**Stated problem:** Find each line holding "improve" and copy it out.

Stored entries:
--------

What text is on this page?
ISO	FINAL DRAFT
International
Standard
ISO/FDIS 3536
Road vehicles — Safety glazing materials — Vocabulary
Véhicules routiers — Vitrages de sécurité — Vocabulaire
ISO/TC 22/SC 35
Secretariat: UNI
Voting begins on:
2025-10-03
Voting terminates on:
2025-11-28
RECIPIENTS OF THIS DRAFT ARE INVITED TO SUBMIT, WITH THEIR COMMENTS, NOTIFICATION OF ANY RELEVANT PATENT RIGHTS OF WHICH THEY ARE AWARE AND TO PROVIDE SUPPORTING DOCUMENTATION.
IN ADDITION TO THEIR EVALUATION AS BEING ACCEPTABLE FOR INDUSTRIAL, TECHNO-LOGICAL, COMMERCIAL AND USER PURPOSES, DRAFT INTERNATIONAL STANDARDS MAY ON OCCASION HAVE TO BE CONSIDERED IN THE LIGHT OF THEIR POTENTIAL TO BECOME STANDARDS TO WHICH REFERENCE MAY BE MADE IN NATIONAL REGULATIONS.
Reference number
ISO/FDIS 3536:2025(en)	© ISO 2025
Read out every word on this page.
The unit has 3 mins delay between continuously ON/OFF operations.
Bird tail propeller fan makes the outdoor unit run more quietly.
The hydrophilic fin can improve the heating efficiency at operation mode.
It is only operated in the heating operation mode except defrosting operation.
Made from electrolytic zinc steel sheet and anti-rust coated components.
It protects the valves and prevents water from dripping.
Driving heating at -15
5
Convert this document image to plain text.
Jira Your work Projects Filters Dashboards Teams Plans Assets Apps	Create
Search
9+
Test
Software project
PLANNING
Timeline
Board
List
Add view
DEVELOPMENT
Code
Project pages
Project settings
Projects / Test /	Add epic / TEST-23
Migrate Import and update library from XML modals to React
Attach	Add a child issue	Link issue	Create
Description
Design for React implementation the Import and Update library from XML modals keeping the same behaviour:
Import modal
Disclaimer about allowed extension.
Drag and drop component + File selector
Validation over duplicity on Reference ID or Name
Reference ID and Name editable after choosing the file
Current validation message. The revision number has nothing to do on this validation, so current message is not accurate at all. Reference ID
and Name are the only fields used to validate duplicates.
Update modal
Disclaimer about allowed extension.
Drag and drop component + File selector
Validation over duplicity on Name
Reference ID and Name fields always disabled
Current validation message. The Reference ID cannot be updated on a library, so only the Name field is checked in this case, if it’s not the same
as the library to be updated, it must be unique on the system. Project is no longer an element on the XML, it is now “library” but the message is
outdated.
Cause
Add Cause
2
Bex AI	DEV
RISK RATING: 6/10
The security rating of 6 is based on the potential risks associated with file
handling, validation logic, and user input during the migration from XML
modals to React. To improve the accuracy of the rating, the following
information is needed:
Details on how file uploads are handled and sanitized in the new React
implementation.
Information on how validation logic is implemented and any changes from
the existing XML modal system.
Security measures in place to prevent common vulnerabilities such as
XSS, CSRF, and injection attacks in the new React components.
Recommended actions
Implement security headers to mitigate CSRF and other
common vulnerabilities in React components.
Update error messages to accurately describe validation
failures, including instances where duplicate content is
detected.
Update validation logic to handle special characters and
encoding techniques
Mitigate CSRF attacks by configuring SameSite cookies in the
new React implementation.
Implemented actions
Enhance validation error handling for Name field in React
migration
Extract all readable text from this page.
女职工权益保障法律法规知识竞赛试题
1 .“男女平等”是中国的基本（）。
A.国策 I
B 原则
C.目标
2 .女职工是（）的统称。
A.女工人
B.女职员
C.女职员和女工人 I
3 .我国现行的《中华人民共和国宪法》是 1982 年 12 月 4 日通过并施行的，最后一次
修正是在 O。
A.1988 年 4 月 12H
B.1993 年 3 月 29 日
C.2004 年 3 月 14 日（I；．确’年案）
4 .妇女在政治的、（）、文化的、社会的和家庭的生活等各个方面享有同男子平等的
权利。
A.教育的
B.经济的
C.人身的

--------

**Task answer:**
The hydrophilic fin can improve the heating efficiency at operation mode.
modals to React. To improve the accuracy of the rating, the following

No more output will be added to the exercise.